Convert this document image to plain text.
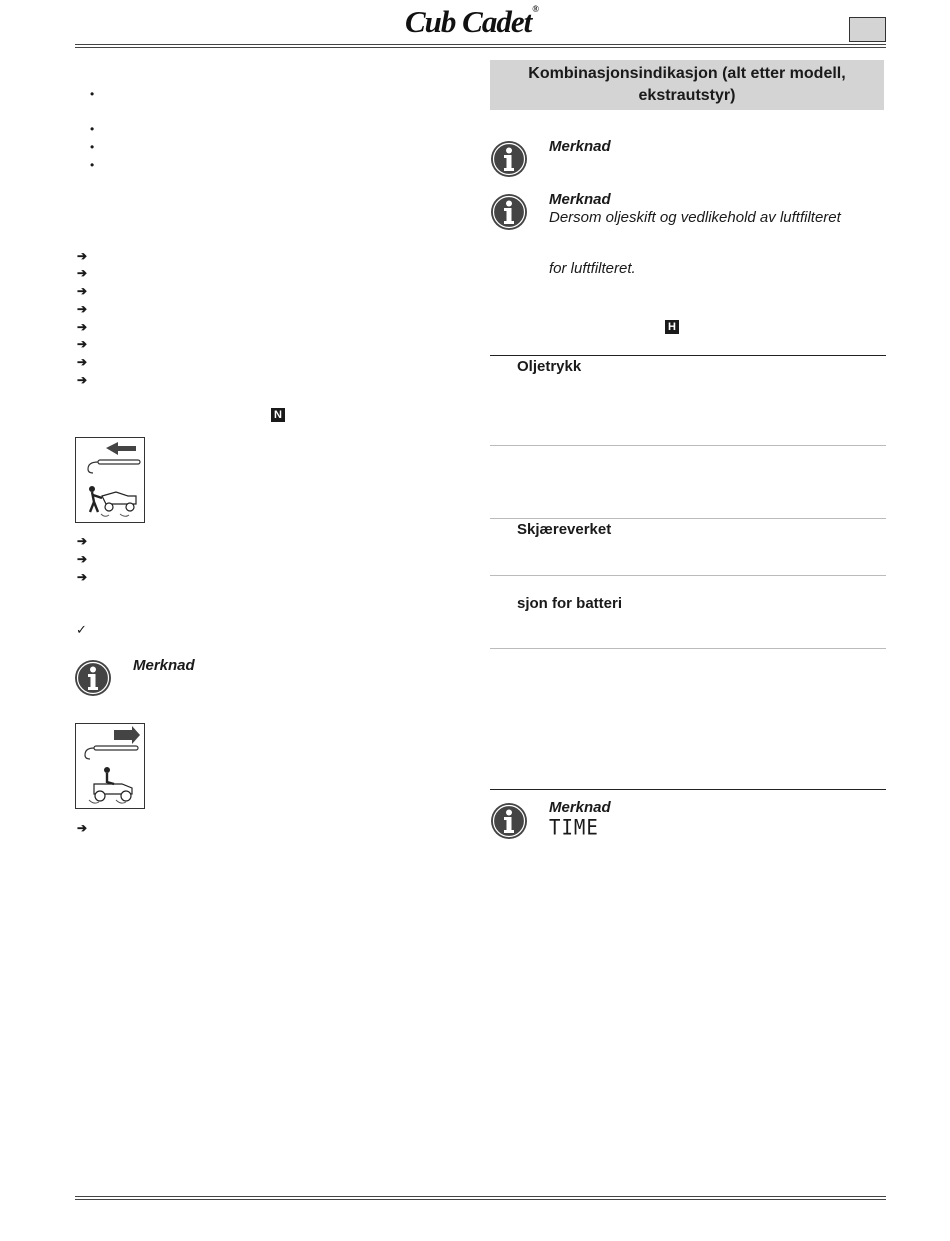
Cub Cadet®
•
•
•
•
➔
➔
➔
➔
➔
➔
➔
➔
N
➔
➔
➔
✓
Merknad
➔
Kombinasjonsindikasjon (alt etter modell, ekstrautstyr)
Merknad
Merknad
Dersom oljeskift og vedlikehold av luftfilteret
for luftfilteret.
H
Oljetrykk
Skjæreverket
sjon for batteri
Merknad
TIME
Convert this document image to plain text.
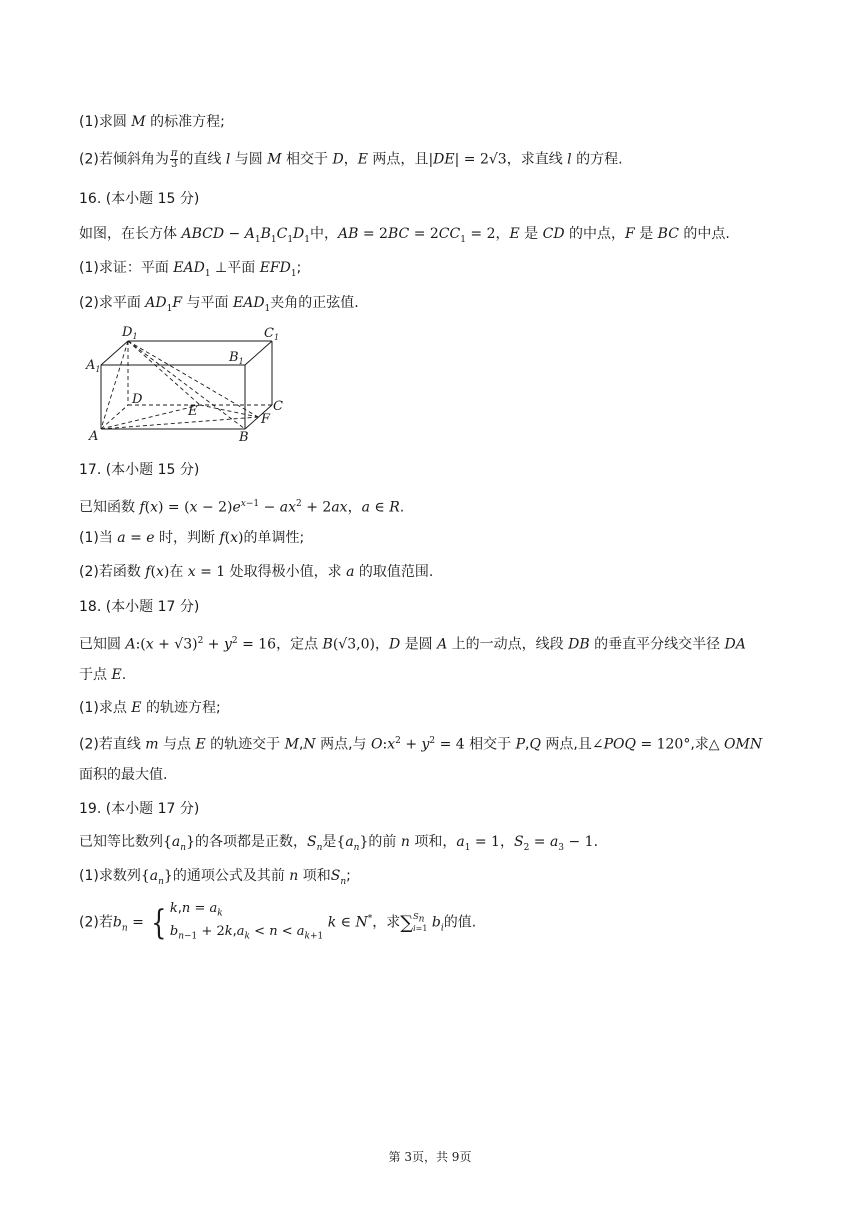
(1)求圆 M 的标准方程;
(2)若倾斜角为 $\frac{\pi}{3}$ 的直线 l 与圆 M 相交于 D，E 两点，且|DE| = 2√3，求直线 l 的方程.
16. (本小题 15 分)
如图，在长方体 ABCD − $A_1B_1C_1D_1$中，AB = $2BC = 2CC_1 = 2$，E 是 CD 的中点，F 是 BC 的中点.
(1)求证：平面 $EAD_1$ ⊥平面 $EFD_1$;
(2)求平面 $AD_1F$ 与平面 $EAD_1$夹角的正弦值.
$D_1$	$C_1$
$A_1$
$B_1$
D
E	C
F
A	B
17. (本小题 15 分)
已知函数 $f(x) = (x - 2)e^{x-1} - ax^2 + 2ax$，a ∈ R.
(1)当 a = e 时，判断 f(x)的单调性;
(2)若函数 f(x)在 x = 1 处取得极小值，求 a 的取值范围.
18. (本小题 17 分)
已知圆 A:(x + $√3)^2 + y^2 = 16$，定点 B(√3,0)，D 是圆 A 上的一动点，线段 DB 的垂直平分线交半径 DA
于点 E.
(1)求点 E 的轨迹方程;
(2)若直线 m 与点 E 的轨迹交于 M,N 两点,与 $O:x^2 + y^2 = 4$ 相交于 P,Q 两点,且∠POQ = 120°,求△ OMN
面积的最大值.
19. (本小题 17 分)
已知等比数列$\{a_n\}$的各项都是正数，$S_n$是$\{a_n\}$的前 n 项和，$a_1 = 1$，$S_2 = a_3 - 1$.
(1)求数列$\{a_n\}$的通项公式及其前 n 项和$S_n$;
(2)若$b_n$ = { $k,n = a_k$
$b_{n-1} + 2k,a_k < n < a_{k+1}$ k ∈ N*，求$\sum S_n$
i=1 $b_i$的值.
第 3页，共 9页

========================================

_The task:_
Extract all lines of the records above that include "luftfilteret".

_Exercise response:_
Dersom oljeskift og vedlikehold av luftfilteret
for luftfilteret.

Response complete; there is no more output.